[Begin]

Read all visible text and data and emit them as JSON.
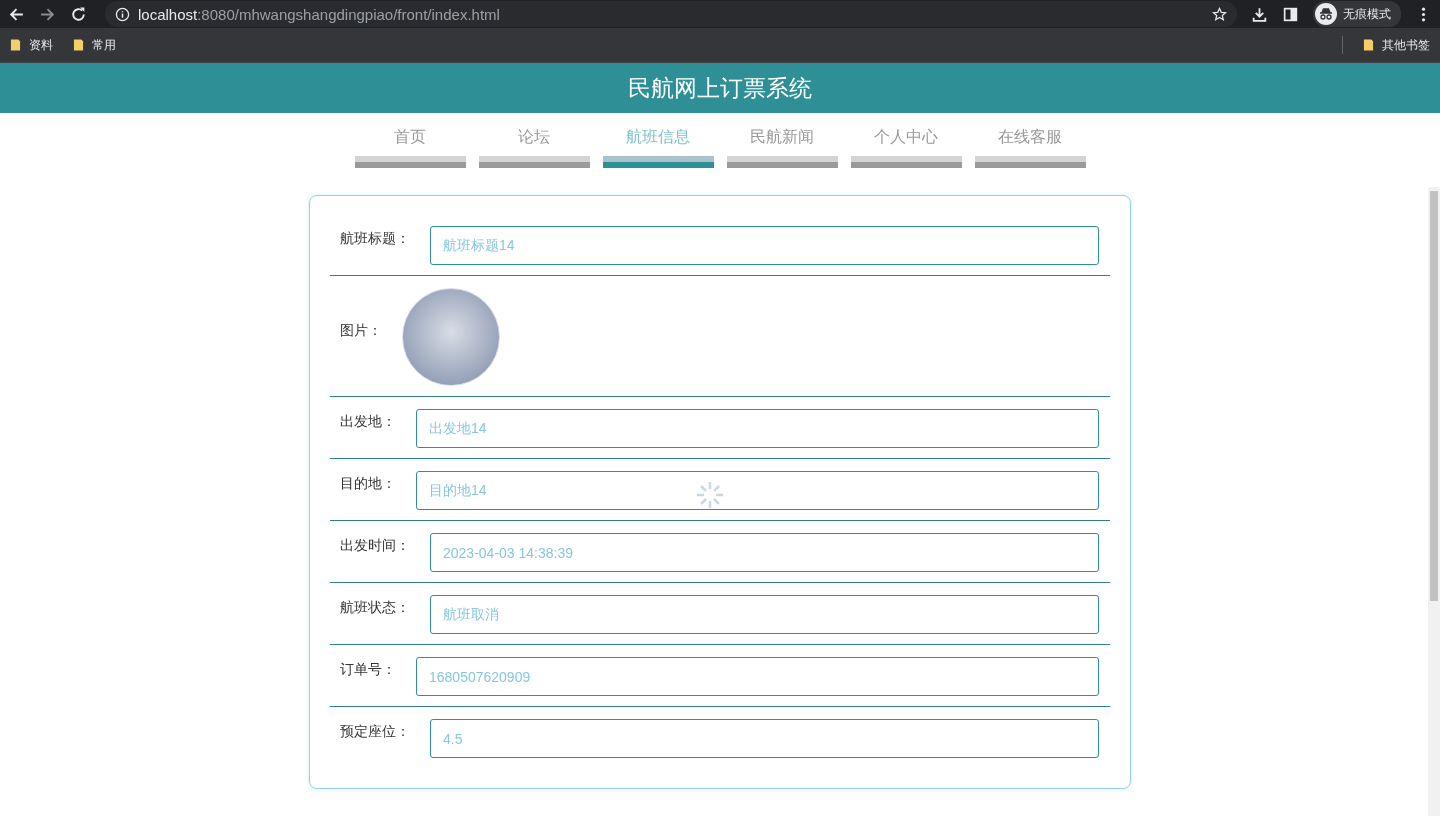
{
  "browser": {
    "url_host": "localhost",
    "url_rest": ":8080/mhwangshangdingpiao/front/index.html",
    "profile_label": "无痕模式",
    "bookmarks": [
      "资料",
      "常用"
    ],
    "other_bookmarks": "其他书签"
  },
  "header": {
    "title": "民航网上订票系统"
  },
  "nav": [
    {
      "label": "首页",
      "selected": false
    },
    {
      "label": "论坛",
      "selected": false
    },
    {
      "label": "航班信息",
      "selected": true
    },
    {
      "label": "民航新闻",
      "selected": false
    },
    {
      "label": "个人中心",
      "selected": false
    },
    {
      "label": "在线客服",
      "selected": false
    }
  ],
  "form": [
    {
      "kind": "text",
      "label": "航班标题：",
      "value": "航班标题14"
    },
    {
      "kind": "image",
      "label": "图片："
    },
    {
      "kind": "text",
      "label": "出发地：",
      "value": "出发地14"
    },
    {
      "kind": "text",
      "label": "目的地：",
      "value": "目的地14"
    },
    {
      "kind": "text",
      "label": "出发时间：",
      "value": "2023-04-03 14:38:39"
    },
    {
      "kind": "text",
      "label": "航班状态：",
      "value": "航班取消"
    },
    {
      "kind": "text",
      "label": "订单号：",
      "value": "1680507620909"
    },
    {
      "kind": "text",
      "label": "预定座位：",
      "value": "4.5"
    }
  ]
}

[End]
[Begin]

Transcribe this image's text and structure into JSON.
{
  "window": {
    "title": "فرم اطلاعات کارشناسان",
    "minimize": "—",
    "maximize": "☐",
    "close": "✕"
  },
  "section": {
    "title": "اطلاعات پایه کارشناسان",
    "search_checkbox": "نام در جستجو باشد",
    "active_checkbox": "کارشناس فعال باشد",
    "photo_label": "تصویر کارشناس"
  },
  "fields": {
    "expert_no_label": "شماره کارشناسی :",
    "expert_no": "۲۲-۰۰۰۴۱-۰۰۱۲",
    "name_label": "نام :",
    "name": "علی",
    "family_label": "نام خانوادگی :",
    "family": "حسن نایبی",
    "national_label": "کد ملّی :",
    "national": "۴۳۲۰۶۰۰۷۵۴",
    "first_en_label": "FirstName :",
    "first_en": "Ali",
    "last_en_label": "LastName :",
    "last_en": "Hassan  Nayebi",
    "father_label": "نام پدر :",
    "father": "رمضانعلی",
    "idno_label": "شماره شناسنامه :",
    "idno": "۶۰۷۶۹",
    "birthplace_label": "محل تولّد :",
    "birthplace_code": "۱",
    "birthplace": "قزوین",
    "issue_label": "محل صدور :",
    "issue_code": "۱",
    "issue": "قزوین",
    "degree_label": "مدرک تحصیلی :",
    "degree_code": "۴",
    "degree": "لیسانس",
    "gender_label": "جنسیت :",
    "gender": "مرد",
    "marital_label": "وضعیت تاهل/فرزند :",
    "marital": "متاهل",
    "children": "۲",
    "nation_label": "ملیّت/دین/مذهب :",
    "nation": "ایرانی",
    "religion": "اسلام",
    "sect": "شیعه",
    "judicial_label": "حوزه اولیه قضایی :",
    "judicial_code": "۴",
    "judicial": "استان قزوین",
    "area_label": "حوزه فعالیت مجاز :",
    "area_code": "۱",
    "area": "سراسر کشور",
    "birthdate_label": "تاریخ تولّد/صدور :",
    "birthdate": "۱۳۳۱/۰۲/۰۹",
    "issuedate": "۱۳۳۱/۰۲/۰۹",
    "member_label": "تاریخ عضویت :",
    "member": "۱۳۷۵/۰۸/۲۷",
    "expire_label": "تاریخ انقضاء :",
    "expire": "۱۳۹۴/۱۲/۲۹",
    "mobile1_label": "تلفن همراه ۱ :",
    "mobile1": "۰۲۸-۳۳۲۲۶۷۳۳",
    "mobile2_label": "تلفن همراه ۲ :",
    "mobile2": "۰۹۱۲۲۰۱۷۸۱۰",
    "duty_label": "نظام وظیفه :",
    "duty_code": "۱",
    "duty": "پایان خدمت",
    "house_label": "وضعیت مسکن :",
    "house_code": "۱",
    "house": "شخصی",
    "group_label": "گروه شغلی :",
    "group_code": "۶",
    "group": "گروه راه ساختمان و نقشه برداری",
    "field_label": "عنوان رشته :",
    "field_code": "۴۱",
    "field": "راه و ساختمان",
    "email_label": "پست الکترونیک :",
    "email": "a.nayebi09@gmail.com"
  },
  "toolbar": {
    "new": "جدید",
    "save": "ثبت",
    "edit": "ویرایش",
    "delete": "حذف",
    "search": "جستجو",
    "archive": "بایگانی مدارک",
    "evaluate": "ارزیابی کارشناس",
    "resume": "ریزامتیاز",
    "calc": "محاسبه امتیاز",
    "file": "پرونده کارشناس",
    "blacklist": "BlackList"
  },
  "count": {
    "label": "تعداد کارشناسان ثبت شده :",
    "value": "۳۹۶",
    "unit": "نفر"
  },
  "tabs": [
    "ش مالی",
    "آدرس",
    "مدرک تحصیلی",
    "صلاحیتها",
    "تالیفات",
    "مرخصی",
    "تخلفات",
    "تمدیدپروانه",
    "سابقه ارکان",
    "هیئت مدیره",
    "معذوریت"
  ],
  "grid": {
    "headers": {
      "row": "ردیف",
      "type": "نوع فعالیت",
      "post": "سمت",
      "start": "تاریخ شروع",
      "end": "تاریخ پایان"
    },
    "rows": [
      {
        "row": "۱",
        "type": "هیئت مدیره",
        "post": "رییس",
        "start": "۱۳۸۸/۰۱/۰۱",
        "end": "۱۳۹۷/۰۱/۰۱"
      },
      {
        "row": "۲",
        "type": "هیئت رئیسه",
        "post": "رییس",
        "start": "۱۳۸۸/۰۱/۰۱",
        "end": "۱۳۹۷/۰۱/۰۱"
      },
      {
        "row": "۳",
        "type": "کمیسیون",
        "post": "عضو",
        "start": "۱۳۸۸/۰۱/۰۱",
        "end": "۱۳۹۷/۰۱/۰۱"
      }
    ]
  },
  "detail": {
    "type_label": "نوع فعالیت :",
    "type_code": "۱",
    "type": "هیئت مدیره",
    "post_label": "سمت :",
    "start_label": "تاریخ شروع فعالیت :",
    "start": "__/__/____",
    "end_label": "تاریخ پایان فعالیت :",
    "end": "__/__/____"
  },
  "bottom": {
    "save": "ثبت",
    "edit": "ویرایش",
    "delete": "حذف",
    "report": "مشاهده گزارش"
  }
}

[End]

**TO BE DONE**.
Find every line in the records above that contains the word "تاریخ", and copy each one.

**RESPONSE FOR THIS EXERCISE**.
    "birthdate_label": "تاریخ تولّد/صدور :",
    "member_label": "تاریخ عضویت :",
    "expire_label": "تاریخ انقضاء :",
      "start": "تاریخ شروع",
      "end": "تاریخ پایان"
    "start_label": "تاریخ شروع فعالیت :",
    "end_label": "تاریخ پایان فعالیت :",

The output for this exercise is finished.